Recorded data:

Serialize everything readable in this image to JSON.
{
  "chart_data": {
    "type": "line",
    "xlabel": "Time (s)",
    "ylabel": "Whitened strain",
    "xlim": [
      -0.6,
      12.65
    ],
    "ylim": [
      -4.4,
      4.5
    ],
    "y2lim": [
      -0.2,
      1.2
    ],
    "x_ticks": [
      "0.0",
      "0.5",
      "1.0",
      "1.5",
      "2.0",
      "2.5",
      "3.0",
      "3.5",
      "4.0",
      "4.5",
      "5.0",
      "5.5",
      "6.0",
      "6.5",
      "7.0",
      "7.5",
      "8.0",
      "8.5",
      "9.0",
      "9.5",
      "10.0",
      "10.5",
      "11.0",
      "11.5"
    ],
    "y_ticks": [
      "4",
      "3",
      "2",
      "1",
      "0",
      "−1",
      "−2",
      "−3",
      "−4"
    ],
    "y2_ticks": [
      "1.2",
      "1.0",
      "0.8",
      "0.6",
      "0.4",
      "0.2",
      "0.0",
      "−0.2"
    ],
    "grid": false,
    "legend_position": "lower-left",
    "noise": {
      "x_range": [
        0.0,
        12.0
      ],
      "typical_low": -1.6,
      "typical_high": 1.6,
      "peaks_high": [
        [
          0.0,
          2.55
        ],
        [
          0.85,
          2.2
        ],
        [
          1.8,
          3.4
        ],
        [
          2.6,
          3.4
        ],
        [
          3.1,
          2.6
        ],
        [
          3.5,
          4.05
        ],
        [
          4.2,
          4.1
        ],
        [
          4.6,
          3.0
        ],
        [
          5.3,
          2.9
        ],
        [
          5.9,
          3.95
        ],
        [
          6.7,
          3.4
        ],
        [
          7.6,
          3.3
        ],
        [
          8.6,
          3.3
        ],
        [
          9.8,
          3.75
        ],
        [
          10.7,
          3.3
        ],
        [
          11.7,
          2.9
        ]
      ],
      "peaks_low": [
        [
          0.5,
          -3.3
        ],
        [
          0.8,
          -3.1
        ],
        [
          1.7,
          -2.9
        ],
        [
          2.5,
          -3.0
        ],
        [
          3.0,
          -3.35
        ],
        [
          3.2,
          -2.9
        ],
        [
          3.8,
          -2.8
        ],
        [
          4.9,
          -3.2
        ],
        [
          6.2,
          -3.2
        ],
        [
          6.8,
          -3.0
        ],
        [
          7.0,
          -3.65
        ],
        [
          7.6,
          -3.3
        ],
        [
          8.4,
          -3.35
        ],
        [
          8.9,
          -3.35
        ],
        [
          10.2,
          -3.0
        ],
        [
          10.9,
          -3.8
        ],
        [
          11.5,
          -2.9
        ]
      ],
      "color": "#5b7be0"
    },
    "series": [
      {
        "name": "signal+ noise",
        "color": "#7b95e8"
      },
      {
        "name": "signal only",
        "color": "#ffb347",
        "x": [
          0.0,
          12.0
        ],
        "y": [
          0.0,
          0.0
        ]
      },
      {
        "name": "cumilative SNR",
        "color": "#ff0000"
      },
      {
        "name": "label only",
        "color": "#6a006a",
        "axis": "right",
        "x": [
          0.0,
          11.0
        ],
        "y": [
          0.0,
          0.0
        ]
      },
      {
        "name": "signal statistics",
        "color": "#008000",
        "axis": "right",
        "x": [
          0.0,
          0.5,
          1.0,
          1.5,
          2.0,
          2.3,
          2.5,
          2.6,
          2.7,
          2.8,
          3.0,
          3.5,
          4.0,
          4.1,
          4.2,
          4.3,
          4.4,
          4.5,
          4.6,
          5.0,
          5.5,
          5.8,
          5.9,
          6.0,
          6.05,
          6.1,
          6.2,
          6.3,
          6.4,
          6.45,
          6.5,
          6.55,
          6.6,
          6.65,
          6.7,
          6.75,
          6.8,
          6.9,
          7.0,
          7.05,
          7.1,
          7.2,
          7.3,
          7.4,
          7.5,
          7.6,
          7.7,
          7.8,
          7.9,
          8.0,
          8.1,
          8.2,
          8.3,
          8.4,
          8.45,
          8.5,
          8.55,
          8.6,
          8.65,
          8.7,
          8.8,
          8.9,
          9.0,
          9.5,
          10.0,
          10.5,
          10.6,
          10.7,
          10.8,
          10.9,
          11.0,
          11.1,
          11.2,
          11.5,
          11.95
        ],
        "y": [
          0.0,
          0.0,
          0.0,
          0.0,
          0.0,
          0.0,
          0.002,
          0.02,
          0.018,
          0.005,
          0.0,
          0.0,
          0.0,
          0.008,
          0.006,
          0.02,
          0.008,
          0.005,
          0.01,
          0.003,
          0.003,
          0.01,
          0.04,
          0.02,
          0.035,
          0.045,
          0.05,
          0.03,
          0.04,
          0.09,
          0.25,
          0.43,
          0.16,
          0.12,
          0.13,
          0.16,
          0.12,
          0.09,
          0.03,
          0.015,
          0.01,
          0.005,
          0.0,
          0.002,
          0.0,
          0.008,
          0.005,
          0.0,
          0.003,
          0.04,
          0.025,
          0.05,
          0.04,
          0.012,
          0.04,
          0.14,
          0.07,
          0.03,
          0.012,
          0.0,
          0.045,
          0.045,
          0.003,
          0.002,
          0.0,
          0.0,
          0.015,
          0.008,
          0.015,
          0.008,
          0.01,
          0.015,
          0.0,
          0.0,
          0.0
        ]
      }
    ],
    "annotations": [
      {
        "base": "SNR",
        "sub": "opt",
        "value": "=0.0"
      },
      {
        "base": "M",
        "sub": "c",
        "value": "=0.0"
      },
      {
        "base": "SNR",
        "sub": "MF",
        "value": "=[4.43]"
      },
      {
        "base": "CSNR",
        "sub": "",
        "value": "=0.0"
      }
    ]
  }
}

Goal: Extract every line containing the string "signal" from the material.

Task answer:
        "name": "signal+ noise",
        "name": "signal only",
        "name": "signal statistics",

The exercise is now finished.